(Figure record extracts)
########
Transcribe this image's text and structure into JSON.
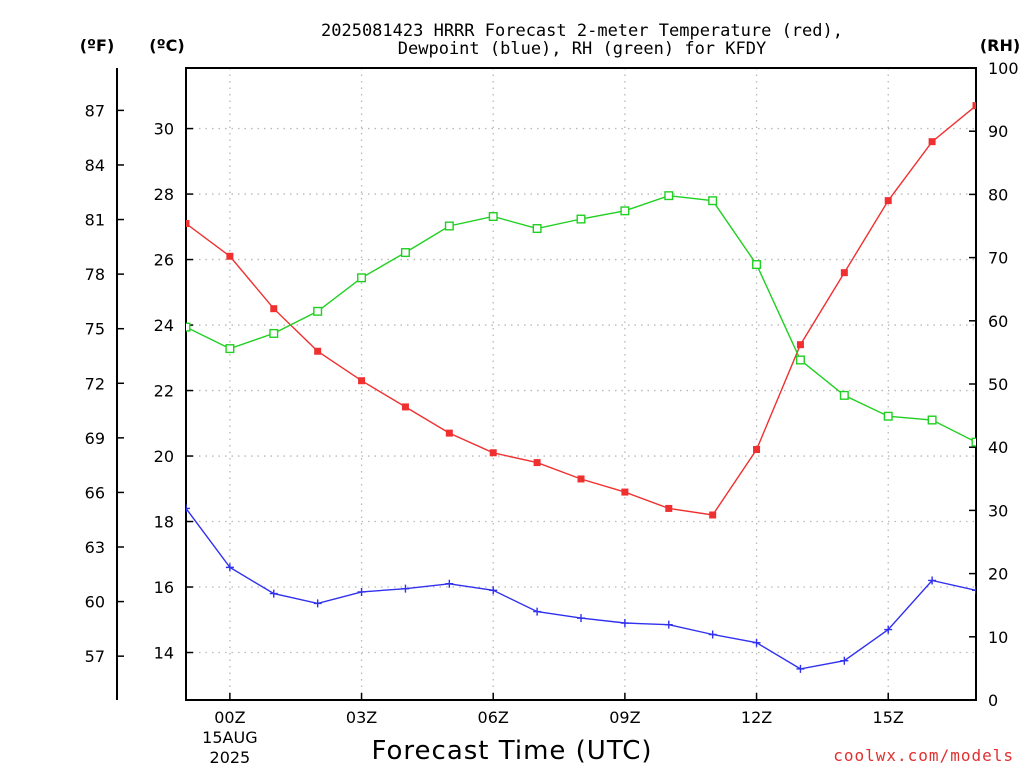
{
  "chart_data": {
    "type": "line",
    "title_lines": [
      "2025081423 HRRR Forecast 2-meter Temperature (red),",
      "Dewpoint (blue), RH (green) for KFDY"
    ],
    "xlabel": "Forecast Time (UTC)",
    "credit": "coolwx.com/models",
    "unit_labels": {
      "fahrenheit": "(ºF)",
      "celsius": "(ºC)",
      "rh": "(RH)"
    },
    "x_ticks": [
      {
        "hour": 1,
        "label": "00Z",
        "sublabels": [
          "15AUG",
          "2025"
        ]
      },
      {
        "hour": 4,
        "label": "03Z"
      },
      {
        "hour": 7,
        "label": "06Z"
      },
      {
        "hour": 10,
        "label": "09Z"
      },
      {
        "hour": 13,
        "label": "12Z"
      },
      {
        "hour": 16,
        "label": "15Z"
      }
    ],
    "x_hours_since_2025081423": [
      0,
      1,
      2,
      3,
      4,
      5,
      6,
      7,
      8,
      9,
      10,
      11,
      12,
      13,
      14,
      15,
      16,
      17,
      18
    ],
    "xlim": [
      0,
      18
    ],
    "celsius_axis": {
      "ticks": [
        14,
        16,
        18,
        20,
        22,
        24,
        26,
        28,
        30
      ],
      "range": [
        12.55,
        31.85
      ]
    },
    "fahrenheit_axis": {
      "ticks": [
        57,
        60,
        63,
        66,
        69,
        72,
        75,
        78,
        81,
        84,
        87
      ]
    },
    "rh_axis": {
      "ticks": [
        0,
        10,
        20,
        30,
        40,
        50,
        60,
        70,
        80,
        90,
        100
      ],
      "range": [
        0,
        100
      ]
    },
    "series": [
      {
        "name": "Temperature",
        "axis": "celsius",
        "color": "#f03030",
        "marker": "filled-square",
        "values": [
          27.1,
          26.1,
          24.5,
          23.2,
          22.3,
          21.5,
          20.7,
          20.1,
          19.8,
          19.3,
          18.9,
          18.4,
          18.2,
          20.2,
          23.4,
          25.6,
          27.8,
          29.6,
          30.7
        ]
      },
      {
        "name": "Dewpoint",
        "axis": "celsius",
        "color": "#3030f0",
        "marker": "plus",
        "values": [
          18.4,
          16.6,
          15.8,
          15.5,
          15.85,
          15.95,
          16.1,
          15.9,
          15.25,
          15.05,
          14.9,
          14.85,
          14.55,
          14.3,
          13.5,
          13.75,
          14.7,
          16.2,
          15.9
        ]
      },
      {
        "name": "RH",
        "axis": "rh",
        "color": "#20d020",
        "marker": "open-square",
        "values": [
          59,
          55.6,
          58,
          61.5,
          66.8,
          70.8,
          75,
          76.5,
          74.6,
          76.1,
          77.4,
          79.8,
          79,
          68.9,
          53.8,
          48.2,
          44.9,
          44.3,
          40.8
        ]
      }
    ],
    "grid": true,
    "legend": "none"
  }
}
########
In the listing above, find the lines holding the word "color" and copy them.

        "color": "#f03030",
        "color": "#3030f0",
        "color": "#20d020",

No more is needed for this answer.